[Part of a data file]
※
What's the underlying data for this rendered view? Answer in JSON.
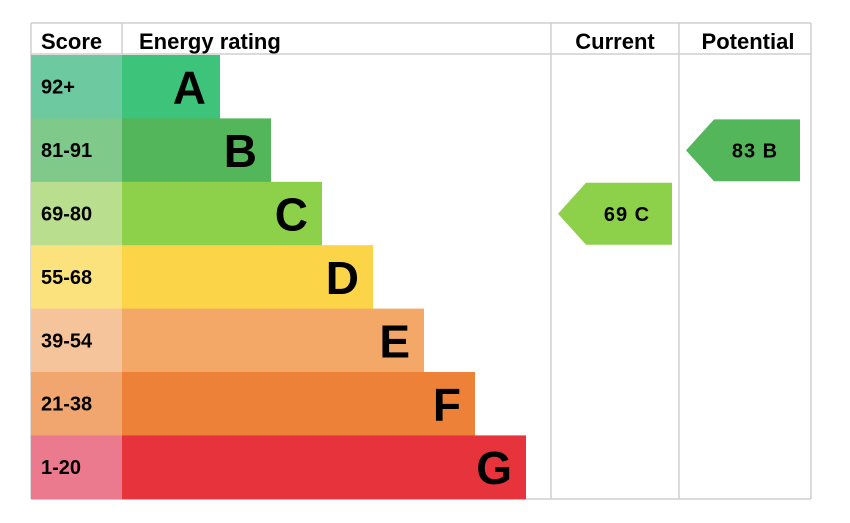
{
  "chart_data": {
    "type": "bar",
    "headers": {
      "score": "Score",
      "rating": "Energy rating",
      "current": "Current",
      "potential": "Potential"
    },
    "bands": [
      {
        "letter": "A",
        "range": "92+",
        "bar_color": "#3ec47a",
        "score_color": "#6cc9a0"
      },
      {
        "letter": "B",
        "range": "81-91",
        "bar_color": "#54b65a",
        "score_color": "#7fc98a"
      },
      {
        "letter": "C",
        "range": "69-80",
        "bar_color": "#8dd04a",
        "score_color": "#b8de8e"
      },
      {
        "letter": "D",
        "range": "55-68",
        "bar_color": "#fcd448",
        "score_color": "#fbe27c"
      },
      {
        "letter": "E",
        "range": "39-54",
        "bar_color": "#f4a868",
        "score_color": "#f5c49a"
      },
      {
        "letter": "F",
        "range": "21-38",
        "bar_color": "#ee8138",
        "score_color": "#f1a670"
      },
      {
        "letter": "G",
        "range": "1-20",
        "bar_color": "#e7343c",
        "score_color": "#ec7a8e"
      }
    ],
    "current": {
      "value": 69,
      "band": "C",
      "label": "69 C",
      "color": "#8dd04a"
    },
    "potential": {
      "value": 83,
      "band": "B",
      "label": "83 B",
      "color": "#54b65a"
    }
  }
}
※
_GOAL:_
Quote the material exactly. Pictures stay out.

_TASK RESPONSE:_
What's the underlying data for this rendered view? Answer in JSON.
{
  "chart_data": {
    "type": "bar",
    "headers": {
      "score": "Score",
      "rating": "Energy rating",
      "current": "Current",
      "potential": "Potential"
    },
    "bands": [
      {
        "letter": "A",
        "range": "92+",
        "bar_color": "#3ec47a",
        "score_color": "#6cc9a0"
      },
      {
        "letter": "B",
        "range": "81-91",
        "bar_color": "#54b65a",
        "score_color": "#7fc98a"
      },
      {
        "letter": "C",
        "range": "69-80",
        "bar_color": "#8dd04a",
        "score_color": "#b8de8e"
      },
      {
        "letter": "D",
        "range": "55-68",
        "bar_color": "#fcd448",
        "score_color": "#fbe27c"
      },
      {
        "letter": "E",
        "range": "39-54",
        "bar_color": "#f4a868",
        "score_color": "#f5c49a"
      },
      {
        "letter": "F",
        "range": "21-38",
        "bar_color": "#ee8138",
        "score_color": "#f1a670"
      },
      {
        "letter": "G",
        "range": "1-20",
        "bar_color": "#e7343c",
        "score_color": "#ec7a8e"
      }
    ],
    "current": {
      "value": 69,
      "band": "C",
      "label": "69 C",
      "color": "#8dd04a"
    },
    "potential": {
      "value": 83,
      "band": "B",
      "label": "83 B",
      "color": "#54b65a"
    }
  }
}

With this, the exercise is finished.